== EXERCISE ==
Make an exact copy of all the entries, but do not reproduce the pictures.

___ MATERIAL TO PROCESS

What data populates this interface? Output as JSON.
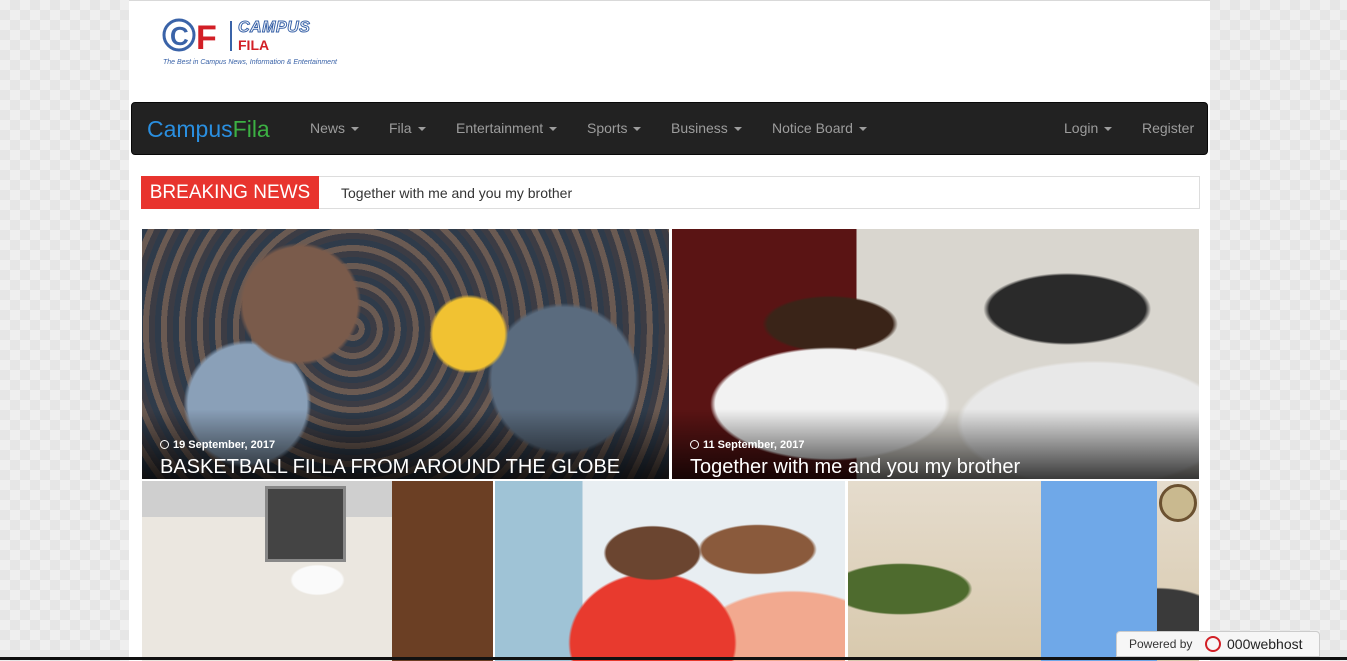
{
  "logo": {
    "mark": "CF",
    "word1": "CAMPUS",
    "word2": "FILA",
    "tagline": "The Best in Campus News, Information & Entertainment"
  },
  "navbar": {
    "brand_part1": "Campus",
    "brand_part2": "Fila",
    "items": [
      {
        "label": "News"
      },
      {
        "label": "Fila"
      },
      {
        "label": "Entertainment"
      },
      {
        "label": "Sports"
      },
      {
        "label": "Business"
      },
      {
        "label": "Notice Board"
      }
    ],
    "login": "Login",
    "register": "Register"
  },
  "breaking": {
    "label": "BREAKING NEWS",
    "text": "Together with me and you my brother"
  },
  "featured": [
    {
      "date": "19 September, 2017",
      "title": "BASKETBALL FILLA FROM AROUND THE GLOBE"
    },
    {
      "date": "11 September, 2017",
      "title": "Together with me and you my brother"
    }
  ],
  "footer_badge": {
    "label": "Powered by",
    "brand": "000webhost"
  },
  "icons": [
    "clock-icon",
    "caret-down-icon",
    "webhost-logo-icon"
  ],
  "colors": {
    "navbar_bg": "#222222",
    "brand_blue": "#2a8fe0",
    "brand_green": "#3cb043",
    "breaking_red": "#e8342e"
  }
}
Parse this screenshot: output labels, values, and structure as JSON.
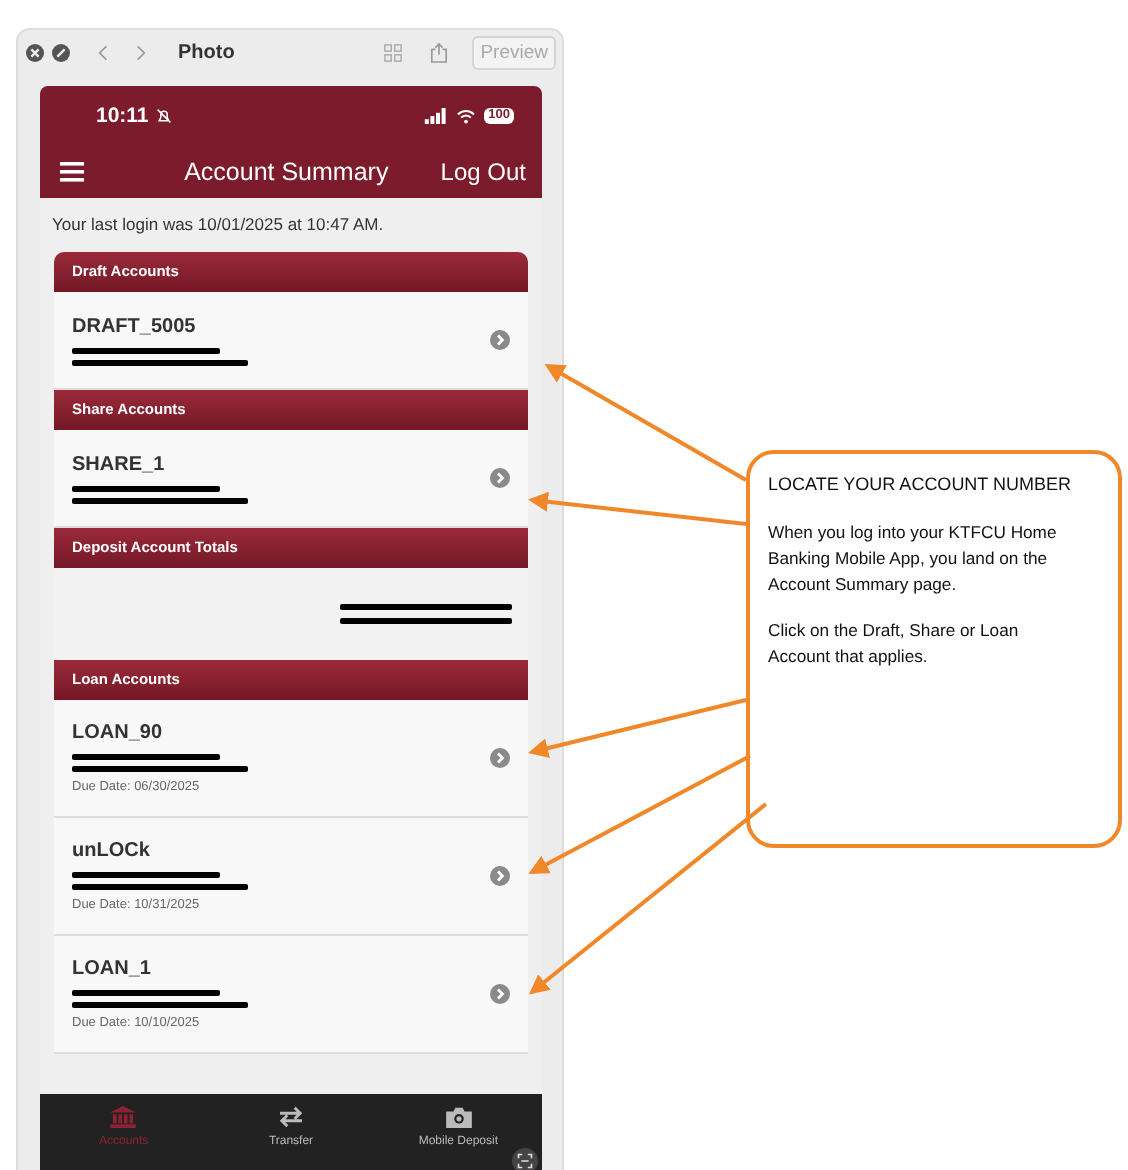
{
  "window": {
    "title": "Photo",
    "preview_button": "Preview"
  },
  "status_bar": {
    "time": "10:11",
    "battery": "100"
  },
  "nav": {
    "title": "Account Summary",
    "action": "Log Out"
  },
  "last_login": "Your last login was 10/01/2025 at 10:47 AM.",
  "sections": [
    {
      "title": "Draft Accounts",
      "kind": "accounts",
      "accounts": [
        {
          "name": "DRAFT_5005"
        }
      ]
    },
    {
      "title": "Share Accounts",
      "kind": "accounts",
      "accounts": [
        {
          "name": "SHARE_1"
        }
      ]
    },
    {
      "title": "Deposit Account Totals",
      "kind": "totals"
    },
    {
      "title": "Loan Accounts",
      "kind": "accounts",
      "accounts": [
        {
          "name": "LOAN_90",
          "due": "Due Date: 06/30/2025"
        },
        {
          "name": "unLOCk",
          "due": "Due Date: 10/31/2025"
        },
        {
          "name": "LOAN_1",
          "due": "Due Date: 10/10/2025"
        }
      ]
    }
  ],
  "tab_bar": [
    {
      "label": "Accounts",
      "kind": "bank",
      "selected": true
    },
    {
      "label": "Transfer",
      "kind": "transfer",
      "selected": false
    },
    {
      "label": "Mobile Deposit",
      "kind": "camera",
      "selected": false
    }
  ],
  "callout": {
    "title": "LOCATE YOUR ACCOUNT NUMBER",
    "paragraphs": [
      "When you log into your KTFCU Home Banking Mobile App, you land on the Account Summary page.",
      "Click on the Draft, Share or Loan Account that applies."
    ]
  }
}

______

== FULL SOLUTION ==
What data populates this interface? Output as JSON.
{
  "logo": {
    "mark": "CF",
    "word1": "CAMPUS",
    "word2": "FILA",
    "tagline": "The Best in Campus News, Information & Entertainment"
  },
  "navbar": {
    "brand_part1": "Campus",
    "brand_part2": "Fila",
    "items": [
      {
        "label": "News"
      },
      {
        "label": "Fila"
      },
      {
        "label": "Entertainment"
      },
      {
        "label": "Sports"
      },
      {
        "label": "Business"
      },
      {
        "label": "Notice Board"
      }
    ],
    "login": "Login",
    "register": "Register"
  },
  "breaking": {
    "label": "BREAKING NEWS",
    "text": "Together with me and you my brother"
  },
  "featured": [
    {
      "date": "19 September, 2017",
      "title": "BASKETBALL FILLA FROM AROUND THE GLOBE"
    },
    {
      "date": "11 September, 2017",
      "title": "Together with me and you my brother"
    }
  ],
  "footer_badge": {
    "label": "Powered by",
    "brand": "000webhost"
  },
  "icons": [
    "clock-icon",
    "caret-down-icon",
    "webhost-logo-icon"
  ],
  "colors": {
    "navbar_bg": "#222222",
    "brand_blue": "#2a8fe0",
    "brand_green": "#3cb043",
    "breaking_red": "#e8342e"
  }
}
Parse this screenshot: output labels, values, and structure as JSON.
{
  "window": {
    "title": "Photo",
    "preview_button": "Preview"
  },
  "status_bar": {
    "time": "10:11",
    "battery": "100"
  },
  "nav": {
    "title": "Account Summary",
    "action": "Log Out"
  },
  "last_login": "Your last login was 10/01/2025 at 10:47 AM.",
  "sections": [
    {
      "title": "Draft Accounts",
      "kind": "accounts",
      "accounts": [
        {
          "name": "DRAFT_5005"
        }
      ]
    },
    {
      "title": "Share Accounts",
      "kind": "accounts",
      "accounts": [
        {
          "name": "SHARE_1"
        }
      ]
    },
    {
      "title": "Deposit Account Totals",
      "kind": "totals"
    },
    {
      "title": "Loan Accounts",
      "kind": "accounts",
      "accounts": [
        {
          "name": "LOAN_90",
          "due": "Due Date: 06/30/2025"
        },
        {
          "name": "unLOCk",
          "due": "Due Date: 10/31/2025"
        },
        {
          "name": "LOAN_1",
          "due": "Due Date: 10/10/2025"
        }
      ]
    }
  ],
  "tab_bar": [
    {
      "label": "Accounts",
      "kind": "bank",
      "selected": true
    },
    {
      "label": "Transfer",
      "kind": "transfer",
      "selected": false
    },
    {
      "label": "Mobile Deposit",
      "kind": "camera",
      "selected": false
    }
  ],
  "callout": {
    "title": "LOCATE YOUR ACCOUNT NUMBER",
    "paragraphs": [
      "When you log into your KTFCU Home Banking Mobile App, you land on the Account Summary page.",
      "Click on the Draft, Share or Loan Account that applies."
    ]
  }
}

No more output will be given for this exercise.